■ What to do
[1] Please transcribe the festival essay, starting at "The attendance at" and ending at "in this environment?".
[2] Pick up the festival essay from where it stops and write the next part.

■ Document text

►

Surrounded by knives, guns, and a firm statement of "self defense," those tokens of historic terrorism take on a decidedly contemporary feeling. With the Trayvon Martin case still weighing heavily on my mind and the stories of all the times the same "stand your ground" defense has not been working for shooters of color, the meaning is disturbing.

The attendance at this event is almost entirely white. There are a handful of people of color scattered amongst the crowds, and my husband and daughter are among them. The casual acceptance of KKK buttons and slave shackles, though, does cast some pretty deep boundaries. How are people of color supposed to feel welcome in this environment? 

An Urban Perspective

I've been re-reading the words I just wrote and putting myself into the shoes of my potential readers. 

I know that I will have several very progressive (and likely urban) friends who will read the description of what was in those booths with horror. How, some of them might wonder, can I even think of bringing my family to such a backwards place? 

At the same time, some of my friends from this small town will be reading with horror as well. How, they are probably thinking, can you misrepresent us so badly? We don't even know the man who sold those things (they likely travel around the country to these different events) and the festival is about so much more than that. We're not racist, and we love your family. 

My response is somewhere in the center of these two reactions. I know that most of the people at this event harbor no ill will toward my family, and many of them I personally know and love. Getting the chance to see them, share the day with them, fellowship in this idyllic place carved out of the land is a beautiful thing. But those images sear into my mind. There's a very real chance that the people selling those things would hurt my family if they could, and the presence of these tokens seems like a banner designed to remind us of that. 

Underpinning all of this is the fact that we left the festival in the early afternoon and returned to our home in the city. There was another festival going on a few miles from our house. Several blocks of the city streets were closed for a dance festival. After many professional displays of dancing from a plethora of cultures, age groups, and styles, we were all invited to dance together. 

Filling the stage at the front and the streets around us were young and old faces of many colors smiling and laughing together (sure, they played "Blurred Lines" twice, so it wasn't exactly a perfect sea of human equality). There were booths set up along the streets selling handmade crafts and local restaurants' food. I tried to imagine, for a minute, what would happen if the man selling the KKK buttons had tried to set up shop here. I don't suspect he would have felt very welcome. 

And he shouldn't. He shouldn't feel welcome as the profiter of hate. At the end of the day, I want to be among people who stand up against that display, and that is why I can't ever imagine taking my family to live out of the city. 

While my country family often worries aloud for my safety as they watch the images of urban violence fill the news, I can't figure out how to get across to them the fact that the real fears for the safety of my family that keep me up at night rest not in the shadowed city alley mugger but in the sly smile of an overall-clad flea market booth proprietor.

◄

■ Element location data

►

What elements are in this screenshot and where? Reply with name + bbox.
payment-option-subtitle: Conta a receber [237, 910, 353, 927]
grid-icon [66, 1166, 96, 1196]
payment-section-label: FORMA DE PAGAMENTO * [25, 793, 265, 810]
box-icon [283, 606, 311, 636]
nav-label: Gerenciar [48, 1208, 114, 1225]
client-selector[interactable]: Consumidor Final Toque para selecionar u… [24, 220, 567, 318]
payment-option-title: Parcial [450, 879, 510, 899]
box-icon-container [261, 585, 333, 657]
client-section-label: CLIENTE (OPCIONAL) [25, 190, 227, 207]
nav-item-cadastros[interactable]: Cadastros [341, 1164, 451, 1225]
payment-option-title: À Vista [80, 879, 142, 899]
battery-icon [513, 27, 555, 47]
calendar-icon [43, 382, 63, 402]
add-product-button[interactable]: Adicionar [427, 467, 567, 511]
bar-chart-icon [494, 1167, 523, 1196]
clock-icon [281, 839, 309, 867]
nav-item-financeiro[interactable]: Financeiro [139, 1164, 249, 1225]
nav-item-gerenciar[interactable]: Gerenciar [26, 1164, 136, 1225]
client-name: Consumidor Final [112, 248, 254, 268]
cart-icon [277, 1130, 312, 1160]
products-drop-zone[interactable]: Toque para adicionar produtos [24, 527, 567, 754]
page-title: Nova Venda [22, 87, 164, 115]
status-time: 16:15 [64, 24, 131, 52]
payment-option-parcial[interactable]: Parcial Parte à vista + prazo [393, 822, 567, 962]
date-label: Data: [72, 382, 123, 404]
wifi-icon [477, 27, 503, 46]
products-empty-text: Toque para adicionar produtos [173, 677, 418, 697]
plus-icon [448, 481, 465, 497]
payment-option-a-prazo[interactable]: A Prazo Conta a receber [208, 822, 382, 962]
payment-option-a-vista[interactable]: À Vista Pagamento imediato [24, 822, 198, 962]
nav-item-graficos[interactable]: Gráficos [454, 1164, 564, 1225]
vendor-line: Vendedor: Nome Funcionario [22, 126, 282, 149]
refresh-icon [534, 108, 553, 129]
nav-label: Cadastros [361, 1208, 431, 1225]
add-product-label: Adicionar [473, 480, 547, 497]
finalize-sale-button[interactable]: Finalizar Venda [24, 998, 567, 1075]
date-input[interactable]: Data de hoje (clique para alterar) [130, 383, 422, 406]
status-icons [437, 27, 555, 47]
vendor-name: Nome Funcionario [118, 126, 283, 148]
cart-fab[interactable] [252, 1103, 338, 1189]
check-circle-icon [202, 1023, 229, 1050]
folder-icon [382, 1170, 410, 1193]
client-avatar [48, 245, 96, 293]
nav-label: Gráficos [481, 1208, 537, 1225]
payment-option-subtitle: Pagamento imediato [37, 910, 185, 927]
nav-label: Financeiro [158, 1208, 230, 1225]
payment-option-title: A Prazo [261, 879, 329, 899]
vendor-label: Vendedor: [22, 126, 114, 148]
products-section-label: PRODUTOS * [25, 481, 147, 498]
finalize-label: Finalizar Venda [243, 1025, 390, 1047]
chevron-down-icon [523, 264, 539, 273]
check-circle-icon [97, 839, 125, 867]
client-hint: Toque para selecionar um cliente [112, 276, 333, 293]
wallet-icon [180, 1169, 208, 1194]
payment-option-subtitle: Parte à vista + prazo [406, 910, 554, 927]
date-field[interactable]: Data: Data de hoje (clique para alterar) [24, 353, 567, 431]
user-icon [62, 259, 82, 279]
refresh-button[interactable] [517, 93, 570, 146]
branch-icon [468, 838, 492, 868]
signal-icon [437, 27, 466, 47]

◄

■ The responses
[1]
The attendance at this event is almost entirely white. There are a handful of people of color scattered amongst the crowds, and my husband and daughter are among them. The casual acceptance of KKK buttons and slave shackles, though, does cast some pretty deep boundaries. How are people of color supposed to feel welcome in this environment?

[2]
Update: After I wrote this, I sent a message to the association that organizes the event to voice my dismay at seeing these things. They responded that they do police what they sell, but that these sneaked past them and promised to fix it for future events. Of course, this doesn't change the fact that someone is profiting off of these pieces of terror, but it does mean that it won't have to be such a terrible reflection on my hometown and this quaint festival.


  1. Interesting and sad. My hometown is a rural town in California, but I think a big difference is that California is very diverse and I can't see something like being okay here. (btw not sure I've commented before, but enjoy your blog very much).

  2. As an antique collector, I find this disturbing. While I agree that it would be acceptable for those things to be displayed in a museum or other historical setting, selling them to private collectors is bothersome. Why do people collect antiques (or anything)? Usually to display them. Are people really going to purchase these items and then display them in their homes? That would be pretty horrible.

  3. "And I think one element of that is in recognizing that the 'sly smile'
    of the man in the booth is simply a less sophisticated version of the
    professional smile of the 535 who thrive on keep us focused on the
    conflicts that they will not be able to resolve while they keep the 'money machine' working well for themselves and their elite supporters."

    I think you're absolutely right, and this line particularly stuck with me. There is a lot of political power (on all sides of the political spectrum) in assuring that people focus on their differences rather than their similarities.

  4. Sadly, I imagine that's exactly what some people are doing. That's not a home I'd feel comfortable visiting.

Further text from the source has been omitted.